_The task_
Once the pictures are set aside, copy the data below exactly as it stands.

_Dataset excerpts_

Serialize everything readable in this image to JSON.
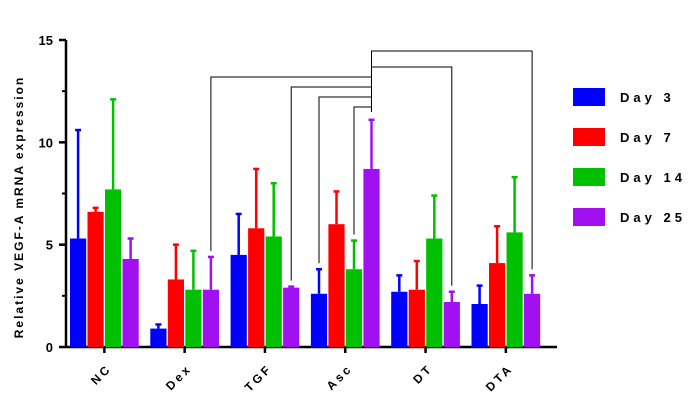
{
  "chart_data": {
    "type": "bar",
    "title": "",
    "xlabel": "",
    "ylabel": "Relative VEGF-A mRNA expression",
    "ylim": [
      0,
      15
    ],
    "yticks": [
      "0",
      "5",
      "10",
      "15"
    ],
    "grid": false,
    "legend_position": "right",
    "categories": [
      "NC",
      "Dex",
      "TGF",
      "Asc",
      "DT",
      "DTA"
    ],
    "series": [
      {
        "name": "Day 3",
        "color": "#0000ff",
        "values": [
          5.3,
          0.9,
          4.5,
          2.6,
          2.7,
          2.1
        ],
        "errors": [
          5.3,
          0.2,
          2.0,
          1.2,
          0.8,
          0.9
        ]
      },
      {
        "name": "Day 7",
        "color": "#ff0000",
        "values": [
          6.6,
          3.3,
          5.8,
          6.0,
          2.8,
          4.1
        ],
        "errors": [
          0.2,
          1.7,
          2.9,
          1.6,
          1.4,
          1.8
        ]
      },
      {
        "name": "Day 14",
        "color": "#00c000",
        "values": [
          7.7,
          2.8,
          5.4,
          3.8,
          5.3,
          5.6
        ],
        "errors": [
          4.4,
          1.9,
          2.6,
          1.4,
          2.1,
          2.7
        ]
      },
      {
        "name": "Day 25",
        "color": "#a010f0",
        "values": [
          4.3,
          2.8,
          2.9,
          8.7,
          2.2,
          2.6
        ],
        "errors": [
          1.0,
          1.6,
          0.05,
          2.4,
          0.5,
          0.9
        ]
      }
    ],
    "comparisons": [
      {
        "from": "Asc",
        "to": "Dex"
      },
      {
        "from": "Asc",
        "to": "TGF"
      },
      {
        "from": "Asc",
        "to": "Asc"
      },
      {
        "from": "Asc",
        "to": "DT"
      },
      {
        "from": "Asc",
        "to": "DTA"
      }
    ]
  }
}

_Solution to this task_
Serialize everything readable in this image to JSON.
{
  "chart_data": {
    "type": "bar",
    "title": "",
    "xlabel": "",
    "ylabel": "Relative VEGF-A mRNA expression",
    "ylim": [
      0,
      15
    ],
    "yticks": [
      "0",
      "5",
      "10",
      "15"
    ],
    "grid": false,
    "legend_position": "right",
    "categories": [
      "NC",
      "Dex",
      "TGF",
      "Asc",
      "DT",
      "DTA"
    ],
    "series": [
      {
        "name": "Day 3",
        "color": "#0000ff",
        "values": [
          5.3,
          0.9,
          4.5,
          2.6,
          2.7,
          2.1
        ],
        "errors": [
          5.3,
          0.2,
          2.0,
          1.2,
          0.8,
          0.9
        ]
      },
      {
        "name": "Day 7",
        "color": "#ff0000",
        "values": [
          6.6,
          3.3,
          5.8,
          6.0,
          2.8,
          4.1
        ],
        "errors": [
          0.2,
          1.7,
          2.9,
          1.6,
          1.4,
          1.8
        ]
      },
      {
        "name": "Day 14",
        "color": "#00c000",
        "values": [
          7.7,
          2.8,
          5.4,
          3.8,
          5.3,
          5.6
        ],
        "errors": [
          4.4,
          1.9,
          2.6,
          1.4,
          2.1,
          2.7
        ]
      },
      {
        "name": "Day 25",
        "color": "#a010f0",
        "values": [
          4.3,
          2.8,
          2.9,
          8.7,
          2.2,
          2.6
        ],
        "errors": [
          1.0,
          1.6,
          0.05,
          2.4,
          0.5,
          0.9
        ]
      }
    ],
    "comparisons": [
      {
        "from": "Asc",
        "to": "Dex"
      },
      {
        "from": "Asc",
        "to": "TGF"
      },
      {
        "from": "Asc",
        "to": "Asc"
      },
      {
        "from": "Asc",
        "to": "DT"
      },
      {
        "from": "Asc",
        "to": "DTA"
      }
    ]
  }
}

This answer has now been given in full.